• _Prompt_: Write out every entry, unchanged. Skip any picture.

• _Data provided_:
::::::

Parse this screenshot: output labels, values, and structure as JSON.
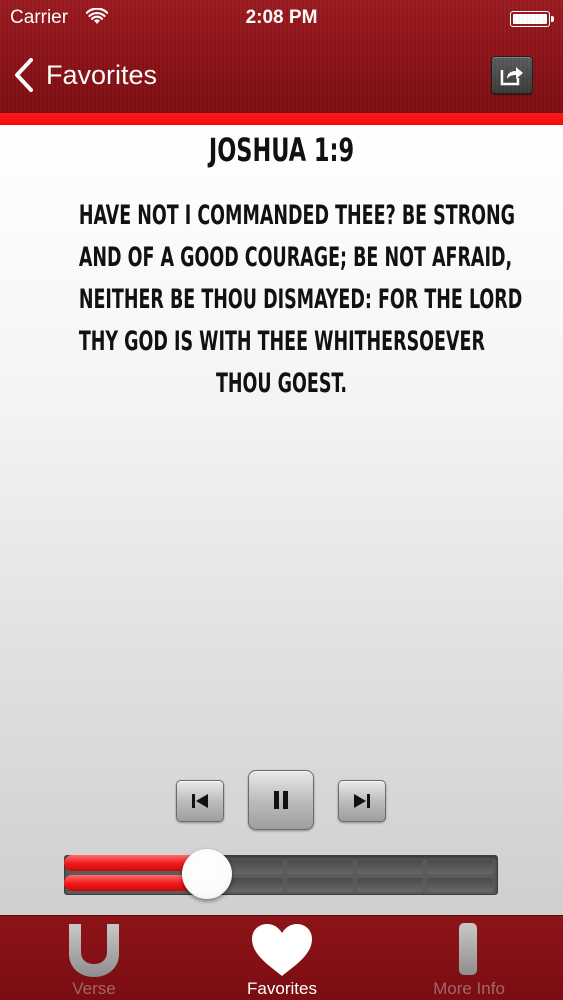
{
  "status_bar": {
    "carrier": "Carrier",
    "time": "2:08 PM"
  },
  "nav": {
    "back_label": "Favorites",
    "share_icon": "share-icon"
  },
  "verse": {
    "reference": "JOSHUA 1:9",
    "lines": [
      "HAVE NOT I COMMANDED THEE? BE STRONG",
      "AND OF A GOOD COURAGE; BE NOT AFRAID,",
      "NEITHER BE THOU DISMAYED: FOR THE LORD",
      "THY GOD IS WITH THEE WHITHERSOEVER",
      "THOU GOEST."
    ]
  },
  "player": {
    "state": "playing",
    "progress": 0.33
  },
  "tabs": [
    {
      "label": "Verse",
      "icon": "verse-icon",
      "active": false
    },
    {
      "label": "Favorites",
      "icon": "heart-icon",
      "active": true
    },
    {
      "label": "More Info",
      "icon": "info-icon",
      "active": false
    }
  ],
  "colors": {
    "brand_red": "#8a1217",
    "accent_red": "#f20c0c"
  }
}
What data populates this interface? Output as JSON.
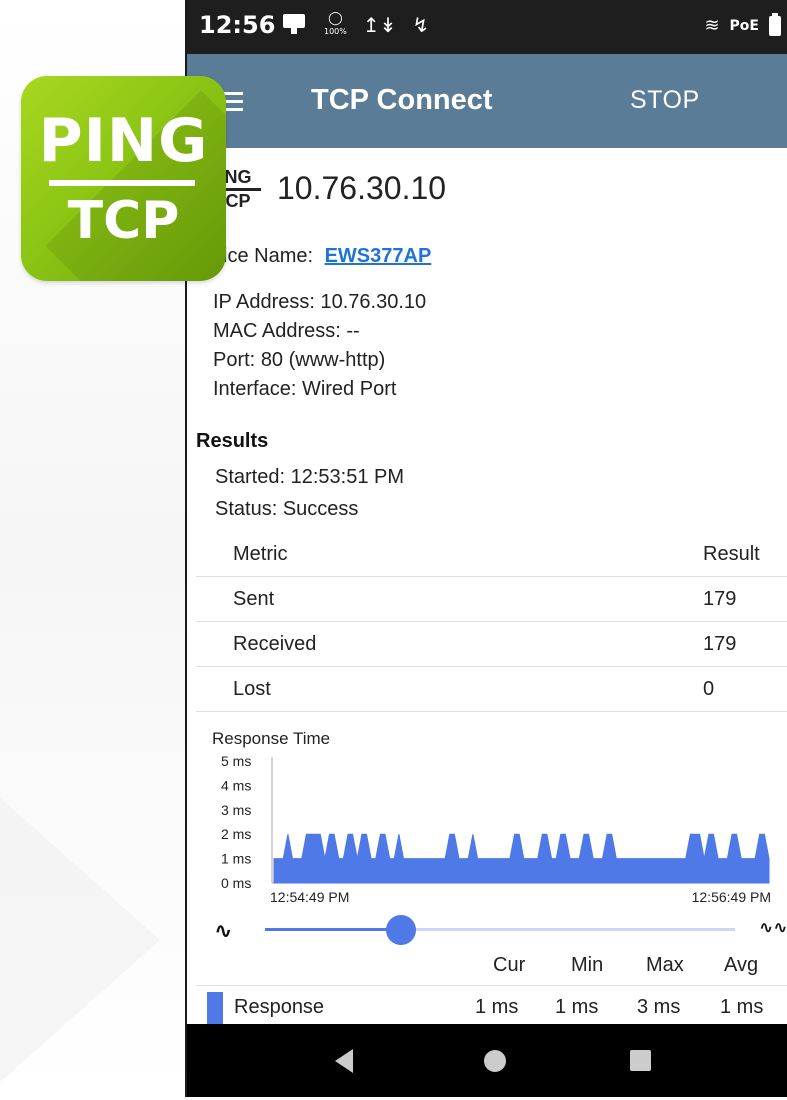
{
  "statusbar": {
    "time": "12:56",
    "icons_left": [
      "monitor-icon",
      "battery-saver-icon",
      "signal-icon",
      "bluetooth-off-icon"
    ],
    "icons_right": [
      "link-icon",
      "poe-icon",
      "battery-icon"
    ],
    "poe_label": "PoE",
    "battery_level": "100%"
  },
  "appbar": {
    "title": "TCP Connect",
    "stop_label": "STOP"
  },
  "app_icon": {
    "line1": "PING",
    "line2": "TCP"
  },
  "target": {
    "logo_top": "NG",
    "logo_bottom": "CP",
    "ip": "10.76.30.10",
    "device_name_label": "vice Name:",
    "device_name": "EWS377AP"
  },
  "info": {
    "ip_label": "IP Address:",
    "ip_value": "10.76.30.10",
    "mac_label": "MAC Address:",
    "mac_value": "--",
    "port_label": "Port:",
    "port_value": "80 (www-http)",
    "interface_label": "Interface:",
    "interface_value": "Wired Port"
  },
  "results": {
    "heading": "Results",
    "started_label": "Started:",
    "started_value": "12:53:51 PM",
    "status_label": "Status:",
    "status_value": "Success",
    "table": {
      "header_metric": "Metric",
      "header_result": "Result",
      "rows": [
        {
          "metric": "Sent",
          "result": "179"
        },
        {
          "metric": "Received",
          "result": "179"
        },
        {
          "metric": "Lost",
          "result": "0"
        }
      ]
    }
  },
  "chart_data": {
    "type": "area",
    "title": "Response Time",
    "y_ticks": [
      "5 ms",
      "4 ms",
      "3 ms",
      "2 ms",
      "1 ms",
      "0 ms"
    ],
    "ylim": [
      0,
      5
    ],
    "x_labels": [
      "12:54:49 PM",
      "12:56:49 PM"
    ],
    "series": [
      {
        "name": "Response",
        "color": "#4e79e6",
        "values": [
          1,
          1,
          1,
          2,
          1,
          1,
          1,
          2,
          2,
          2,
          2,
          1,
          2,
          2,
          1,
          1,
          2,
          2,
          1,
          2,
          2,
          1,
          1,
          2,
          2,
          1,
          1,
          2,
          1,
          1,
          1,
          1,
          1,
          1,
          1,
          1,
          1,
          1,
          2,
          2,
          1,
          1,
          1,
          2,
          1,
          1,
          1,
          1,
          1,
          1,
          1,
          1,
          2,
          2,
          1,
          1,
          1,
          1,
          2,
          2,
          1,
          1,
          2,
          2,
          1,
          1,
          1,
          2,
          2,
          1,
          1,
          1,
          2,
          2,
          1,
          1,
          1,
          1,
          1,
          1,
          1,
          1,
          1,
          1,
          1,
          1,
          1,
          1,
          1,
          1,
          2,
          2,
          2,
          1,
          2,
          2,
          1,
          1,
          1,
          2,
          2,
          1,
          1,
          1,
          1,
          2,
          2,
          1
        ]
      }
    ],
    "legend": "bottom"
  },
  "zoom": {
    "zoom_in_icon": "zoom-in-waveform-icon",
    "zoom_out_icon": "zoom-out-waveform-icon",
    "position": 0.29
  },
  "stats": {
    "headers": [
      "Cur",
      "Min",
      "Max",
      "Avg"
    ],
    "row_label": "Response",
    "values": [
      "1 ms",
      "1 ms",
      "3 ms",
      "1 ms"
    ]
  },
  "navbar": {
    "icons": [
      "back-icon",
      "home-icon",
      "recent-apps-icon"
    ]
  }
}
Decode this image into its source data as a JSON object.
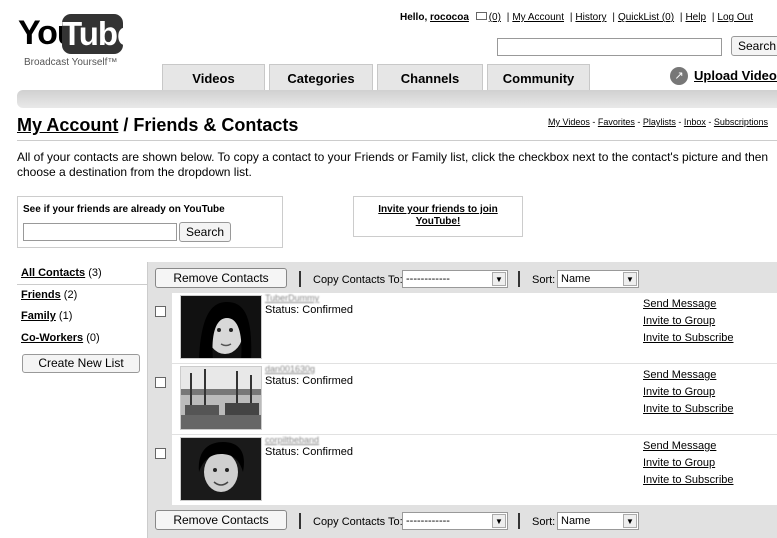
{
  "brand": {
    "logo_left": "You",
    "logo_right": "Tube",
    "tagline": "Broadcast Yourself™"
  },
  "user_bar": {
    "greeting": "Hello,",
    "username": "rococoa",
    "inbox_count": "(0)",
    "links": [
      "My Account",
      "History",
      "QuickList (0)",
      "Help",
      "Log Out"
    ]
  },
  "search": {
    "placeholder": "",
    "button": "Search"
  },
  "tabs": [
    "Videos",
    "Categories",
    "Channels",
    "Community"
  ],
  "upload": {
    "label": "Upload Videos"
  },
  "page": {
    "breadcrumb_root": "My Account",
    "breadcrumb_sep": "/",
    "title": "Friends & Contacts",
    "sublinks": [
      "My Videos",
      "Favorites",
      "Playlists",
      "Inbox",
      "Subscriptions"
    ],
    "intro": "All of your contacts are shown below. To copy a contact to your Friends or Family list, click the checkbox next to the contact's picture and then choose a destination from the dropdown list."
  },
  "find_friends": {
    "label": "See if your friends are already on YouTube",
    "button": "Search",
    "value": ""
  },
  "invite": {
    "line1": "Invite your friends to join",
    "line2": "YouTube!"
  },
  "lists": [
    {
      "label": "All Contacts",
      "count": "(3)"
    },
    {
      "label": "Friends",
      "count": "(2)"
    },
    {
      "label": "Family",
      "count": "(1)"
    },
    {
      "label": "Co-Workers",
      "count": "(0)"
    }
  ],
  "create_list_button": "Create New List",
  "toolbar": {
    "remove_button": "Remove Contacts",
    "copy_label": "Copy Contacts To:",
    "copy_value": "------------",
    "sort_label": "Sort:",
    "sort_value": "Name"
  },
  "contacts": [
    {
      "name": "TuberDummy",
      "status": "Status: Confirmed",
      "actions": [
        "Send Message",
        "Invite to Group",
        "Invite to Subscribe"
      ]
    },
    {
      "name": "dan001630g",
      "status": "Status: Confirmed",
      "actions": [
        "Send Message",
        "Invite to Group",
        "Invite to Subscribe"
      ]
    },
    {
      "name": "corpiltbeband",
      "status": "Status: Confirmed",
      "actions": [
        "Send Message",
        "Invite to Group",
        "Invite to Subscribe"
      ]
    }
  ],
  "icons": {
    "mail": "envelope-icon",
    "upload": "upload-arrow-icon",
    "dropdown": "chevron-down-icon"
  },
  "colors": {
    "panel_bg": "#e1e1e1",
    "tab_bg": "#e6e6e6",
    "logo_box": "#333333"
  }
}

::::::

• _Solution to this problem_:
Parse this screenshot: output labels, values, and structure as JSON.
{
  "status_bar": {
    "carrier": "Carrier",
    "time": "2:08 PM"
  },
  "nav": {
    "back_label": "Favorites",
    "share_icon": "share-icon"
  },
  "verse": {
    "reference": "JOSHUA 1:9",
    "lines": [
      "HAVE NOT I COMMANDED THEE? BE STRONG",
      "AND OF A GOOD COURAGE; BE NOT AFRAID,",
      "NEITHER BE THOU DISMAYED: FOR THE LORD",
      "THY GOD IS WITH THEE WHITHERSOEVER",
      "THOU GOEST."
    ]
  },
  "player": {
    "state": "playing",
    "progress": 0.33
  },
  "tabs": [
    {
      "label": "Verse",
      "icon": "verse-icon",
      "active": false
    },
    {
      "label": "Favorites",
      "icon": "heart-icon",
      "active": true
    },
    {
      "label": "More Info",
      "icon": "info-icon",
      "active": false
    }
  ],
  "colors": {
    "brand_red": "#8a1217",
    "accent_red": "#f20c0c"
  }
}
What data populates this interface? Output as JSON.
{
  "statusbar": {
    "time": "12:56",
    "icons_left": [
      "monitor-icon",
      "battery-saver-icon",
      "signal-icon",
      "bluetooth-off-icon"
    ],
    "icons_right": [
      "link-icon",
      "poe-icon",
      "battery-icon"
    ],
    "poe_label": "PoE",
    "battery_level": "100%"
  },
  "appbar": {
    "title": "TCP Connect",
    "stop_label": "STOP"
  },
  "app_icon": {
    "line1": "PING",
    "line2": "TCP"
  },
  "target": {
    "logo_top": "NG",
    "logo_bottom": "CP",
    "ip": "10.76.30.10",
    "device_name_label": "vice Name:",
    "device_name": "EWS377AP"
  },
  "info": {
    "ip_label": "IP Address:",
    "ip_value": "10.76.30.10",
    "mac_label": "MAC Address:",
    "mac_value": "--",
    "port_label": "Port:",
    "port_value": "80 (www-http)",
    "interface_label": "Interface:",
    "interface_value": "Wired Port"
  },
  "results": {
    "heading": "Results",
    "started_label": "Started:",
    "started_value": "12:53:51 PM",
    "status_label": "Status:",
    "status_value": "Success",
    "table": {
      "header_metric": "Metric",
      "header_result": "Result",
      "rows": [
        {
          "metric": "Sent",
          "result": "179"
        },
        {
          "metric": "Received",
          "result": "179"
        },
        {
          "metric": "Lost",
          "result": "0"
        }
      ]
    }
  },
  "chart_data": {
    "type": "area",
    "title": "Response Time",
    "y_ticks": [
      "5 ms",
      "4 ms",
      "3 ms",
      "2 ms",
      "1 ms",
      "0 ms"
    ],
    "ylim": [
      0,
      5
    ],
    "x_labels": [
      "12:54:49 PM",
      "12:56:49 PM"
    ],
    "series": [
      {
        "name": "Response",
        "color": "#4e79e6",
        "values": [
          1,
          1,
          1,
          2,
          1,
          1,
          1,
          2,
          2,
          2,
          2,
          1,
          2,
          2,
          1,
          1,
          2,
          2,
          1,
          2,
          2,
          1,
          1,
          2,
          2,
          1,
          1,
          2,
          1,
          1,
          1,
          1,
          1,
          1,
          1,
          1,
          1,
          1,
          2,
          2,
          1,
          1,
          1,
          2,
          1,
          1,
          1,
          1,
          1,
          1,
          1,
          1,
          2,
          2,
          1,
          1,
          1,
          1,
          2,
          2,
          1,
          1,
          2,
          2,
          1,
          1,
          1,
          2,
          2,
          1,
          1,
          1,
          2,
          2,
          1,
          1,
          1,
          1,
          1,
          1,
          1,
          1,
          1,
          1,
          1,
          1,
          1,
          1,
          1,
          1,
          2,
          2,
          2,
          1,
          2,
          2,
          1,
          1,
          1,
          2,
          2,
          1,
          1,
          1,
          1,
          2,
          2,
          1
        ]
      }
    ],
    "legend": "bottom"
  },
  "zoom": {
    "zoom_in_icon": "zoom-in-waveform-icon",
    "zoom_out_icon": "zoom-out-waveform-icon",
    "position": 0.29
  },
  "stats": {
    "headers": [
      "Cur",
      "Min",
      "Max",
      "Avg"
    ],
    "row_label": "Response",
    "values": [
      "1 ms",
      "1 ms",
      "3 ms",
      "1 ms"
    ]
  },
  "navbar": {
    "icons": [
      "back-icon",
      "home-icon",
      "recent-apps-icon"
    ]
  }
}
Decode this image into its source data as a JSON object.
{
  "brand": {
    "logo_left": "You",
    "logo_right": "Tube",
    "tagline": "Broadcast Yourself™"
  },
  "user_bar": {
    "greeting": "Hello,",
    "username": "rococoa",
    "inbox_count": "(0)",
    "links": [
      "My Account",
      "History",
      "QuickList (0)",
      "Help",
      "Log Out"
    ]
  },
  "search": {
    "placeholder": "",
    "button": "Search"
  },
  "tabs": [
    "Videos",
    "Categories",
    "Channels",
    "Community"
  ],
  "upload": {
    "label": "Upload Videos"
  },
  "page": {
    "breadcrumb_root": "My Account",
    "breadcrumb_sep": "/",
    "title": "Friends & Contacts",
    "sublinks": [
      "My Videos",
      "Favorites",
      "Playlists",
      "Inbox",
      "Subscriptions"
    ],
    "intro": "All of your contacts are shown below. To copy a contact to your Friends or Family list, click the checkbox next to the contact's picture and then choose a destination from the dropdown list."
  },
  "find_friends": {
    "label": "See if your friends are already on YouTube",
    "button": "Search",
    "value": ""
  },
  "invite": {
    "line1": "Invite your friends to join",
    "line2": "YouTube!"
  },
  "lists": [
    {
      "label": "All Contacts",
      "count": "(3)"
    },
    {
      "label": "Friends",
      "count": "(2)"
    },
    {
      "label": "Family",
      "count": "(1)"
    },
    {
      "label": "Co-Workers",
      "count": "(0)"
    }
  ],
  "create_list_button": "Create New List",
  "toolbar": {
    "remove_button": "Remove Contacts",
    "copy_label": "Copy Contacts To:",
    "copy_value": "------------",
    "sort_label": "Sort:",
    "sort_value": "Name"
  },
  "contacts": [
    {
      "name": "TuberDummy",
      "status": "Status: Confirmed",
      "actions": [
        "Send Message",
        "Invite to Group",
        "Invite to Subscribe"
      ]
    },
    {
      "name": "dan001630g",
      "status": "Status: Confirmed",
      "actions": [
        "Send Message",
        "Invite to Group",
        "Invite to Subscribe"
      ]
    },
    {
      "name": "corpiltbeband",
      "status": "Status: Confirmed",
      "actions": [
        "Send Message",
        "Invite to Group",
        "Invite to Subscribe"
      ]
    }
  ],
  "icons": {
    "mail": "envelope-icon",
    "upload": "upload-arrow-icon",
    "dropdown": "chevron-down-icon"
  },
  "colors": {
    "panel_bg": "#e1e1e1",
    "tab_bg": "#e6e6e6",
    "logo_box": "#333333"
  }
}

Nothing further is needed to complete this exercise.